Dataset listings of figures
....
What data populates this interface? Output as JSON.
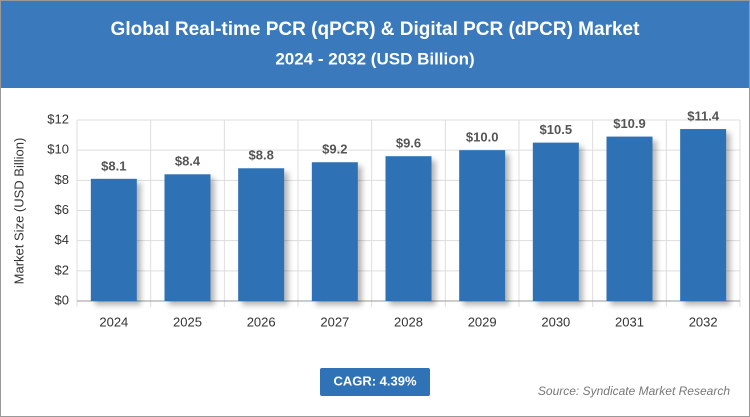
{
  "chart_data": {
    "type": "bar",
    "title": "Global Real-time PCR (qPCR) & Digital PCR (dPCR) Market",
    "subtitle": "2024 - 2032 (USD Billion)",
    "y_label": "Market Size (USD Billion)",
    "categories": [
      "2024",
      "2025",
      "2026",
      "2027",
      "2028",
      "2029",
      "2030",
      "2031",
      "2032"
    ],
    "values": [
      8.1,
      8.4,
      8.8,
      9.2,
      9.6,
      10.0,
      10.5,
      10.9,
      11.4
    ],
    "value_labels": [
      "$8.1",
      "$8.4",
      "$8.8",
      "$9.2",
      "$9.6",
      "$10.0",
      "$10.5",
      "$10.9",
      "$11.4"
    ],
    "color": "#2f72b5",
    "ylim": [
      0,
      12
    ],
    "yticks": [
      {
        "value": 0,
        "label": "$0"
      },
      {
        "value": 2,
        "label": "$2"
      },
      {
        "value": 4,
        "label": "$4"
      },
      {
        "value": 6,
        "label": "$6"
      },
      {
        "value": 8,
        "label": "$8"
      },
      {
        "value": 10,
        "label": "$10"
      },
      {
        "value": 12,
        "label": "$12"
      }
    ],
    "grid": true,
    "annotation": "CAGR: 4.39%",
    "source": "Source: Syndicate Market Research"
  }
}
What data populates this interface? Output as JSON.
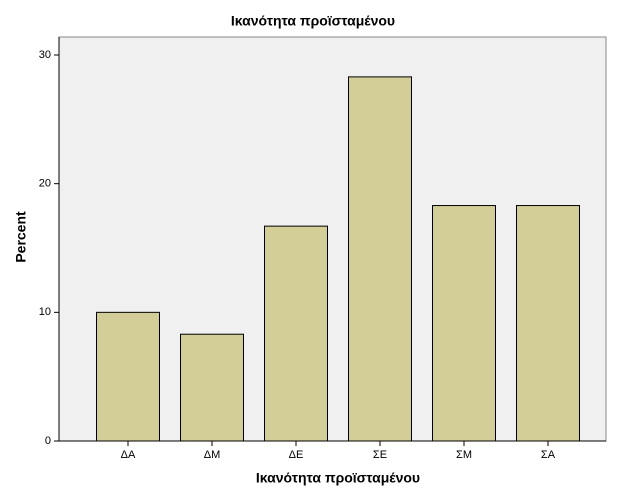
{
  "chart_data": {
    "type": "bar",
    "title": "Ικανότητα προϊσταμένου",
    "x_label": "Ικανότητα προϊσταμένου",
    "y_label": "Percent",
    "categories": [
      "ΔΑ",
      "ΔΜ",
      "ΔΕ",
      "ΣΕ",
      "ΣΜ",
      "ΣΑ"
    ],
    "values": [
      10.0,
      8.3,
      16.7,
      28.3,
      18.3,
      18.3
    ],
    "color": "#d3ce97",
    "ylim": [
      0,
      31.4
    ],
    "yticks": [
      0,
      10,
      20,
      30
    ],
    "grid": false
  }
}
....
> Written exercise
Within the listing above, copy each line that has the string "Market".

> Complete output
    "title": "Global Real-time PCR (qPCR) & Digital PCR (dPCR) Market",
    "y_label": "Market Size (USD Billion)",
    "source": "Source: Syndicate Market Research"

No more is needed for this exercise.